■ What needs to be done ■
Please write the listing below out again exactly, leaving every picture behind.

■ Source data ■
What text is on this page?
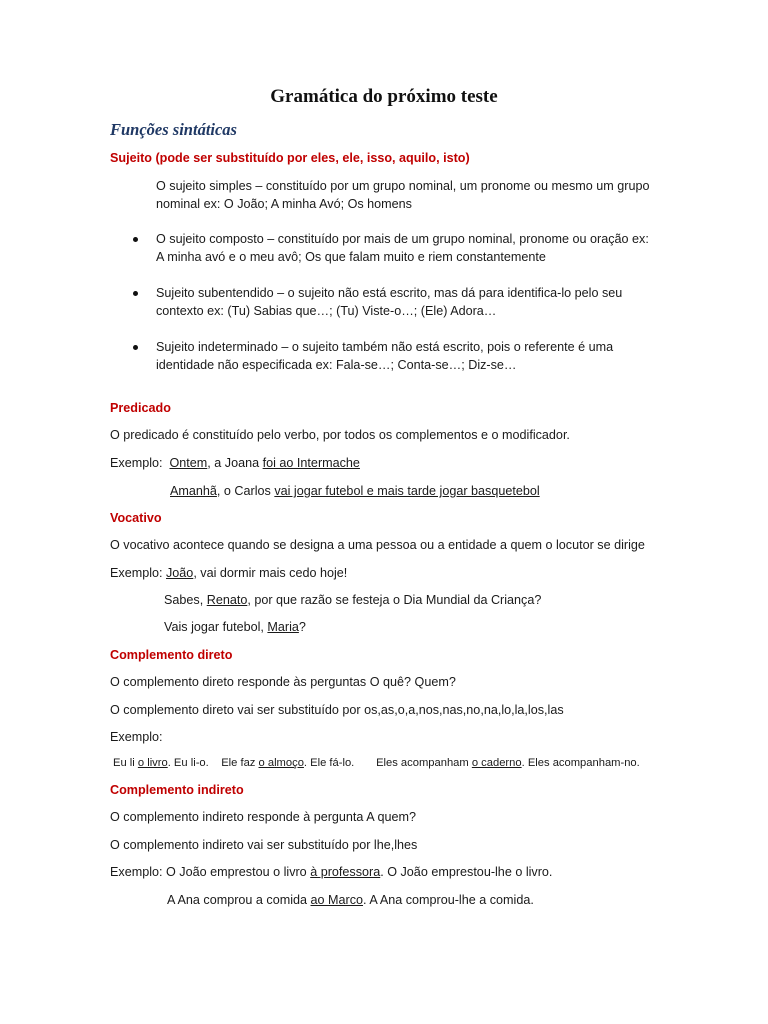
Gramática do próximo teste
Funções sintáticas
Sujeito (pode ser substituído por eles, ele, isso, aquilo, isto)
O sujeito simples – constituído por um grupo nominal, um pronome ou mesmo um grupo nominal ex: O João; A minha Avó; Os homens
O sujeito composto – constituído por mais de um grupo nominal, pronome ou oração ex: A minha avó e o meu avô; Os que falam muito e riem constantemente
Sujeito subentendido – o sujeito não está escrito, mas dá para identifica-lo pelo seu contexto ex: (Tu) Sabias que…; (Tu) Viste-o…; (Ele) Adora…
Sujeito indeterminado – o sujeito também não está escrito, pois o referente é uma identidade não especificada ex: Fala-se…; Conta-se…; Diz-se…
Predicado
O predicado é constituído pelo verbo, por todos os complementos e o modificador.
Exemplo: Ontem, a Joana foi ao Intermache
Amanhã, o Carlos vai jogar futebol e mais tarde jogar basquetebol
Vocativo
O vocativo acontece quando se designa a uma pessoa ou a entidade a quem o locutor se dirige
Exemplo: João, vai dormir mais cedo hoje!
Sabes, Renato, por que razão se festeja o Dia Mundial da Criança?
Vais jogar futebol, Maria?
Complemento direto
O complemento direto responde às perguntas O quê? Quem?
O complemento direto vai ser substituído por os,as,o,a,nos,nas,no,na,lo,la,los,las
Exemplo:
Eu li o livro. Eu li-o. Ele faz o almoço. Ele fá-lo. Eles acompanham o caderno. Eles acompanham-no.
Complemento indireto
O complemento indireto responde à pergunta A quem?
O complemento indireto vai ser substituído por lhe,lhes
Exemplo: O João emprestou o livro à professora. O João emprestou-lhe o livro.
A Ana comprou a comida ao Marco. A Ana comprou-lhe a comida.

■ Solution to this exercise ■
What text is on this page?
Gramática do próximo teste
Funções sintáticas
Sujeito (pode ser substituído por eles, ele, isso, aquilo, isto)
O sujeito simples – constituído por um grupo nominal, um pronome ou mesmo um grupo nominal ex: O João; A minha Avó; Os homens
O sujeito composto – constituído por mais de um grupo nominal, pronome ou oração ex: A minha avó e o meu avô; Os que falam muito e riem constantemente
Sujeito subentendido – o sujeito não está escrito, mas dá para identifica-lo pelo seu contexto ex: (Tu) Sabias que…; (Tu) Viste-o…; (Ele) Adora…
Sujeito indeterminado – o sujeito também não está escrito, pois o referente é uma identidade não especificada ex: Fala-se…; Conta-se…; Diz-se…
Predicado
O predicado é constituído pelo verbo, por todos os complementos e o modificador.
Exemplo: Ontem, a Joana foi ao Intermache
Amanhã, o Carlos vai jogar futebol e mais tarde jogar basquetebol
Vocativo
O vocativo acontece quando se designa a uma pessoa ou a entidade a quem o locutor se dirige
Exemplo: João, vai dormir mais cedo hoje!
Sabes, Renato, por que razão se festeja o Dia Mundial da Criança?
Vais jogar futebol, Maria?
Complemento direto
O complemento direto responde às perguntas O quê? Quem?
O complemento direto vai ser substituído por os,as,o,a,nos,nas,no,na,lo,la,los,las
Exemplo:
Eu li o livro. Eu li-o. Ele faz o almoço. Ele fá-lo. Eles acompanham o caderno. Eles acompanham-no.
Complemento indireto
O complemento indireto responde à pergunta A quem?
O complemento indireto vai ser substituído por lhe,lhes
Exemplo: O João emprestou o livro à professora. O João emprestou-lhe o livro.
A Ana comprou a comida ao Marco. A Ana comprou-lhe a comida.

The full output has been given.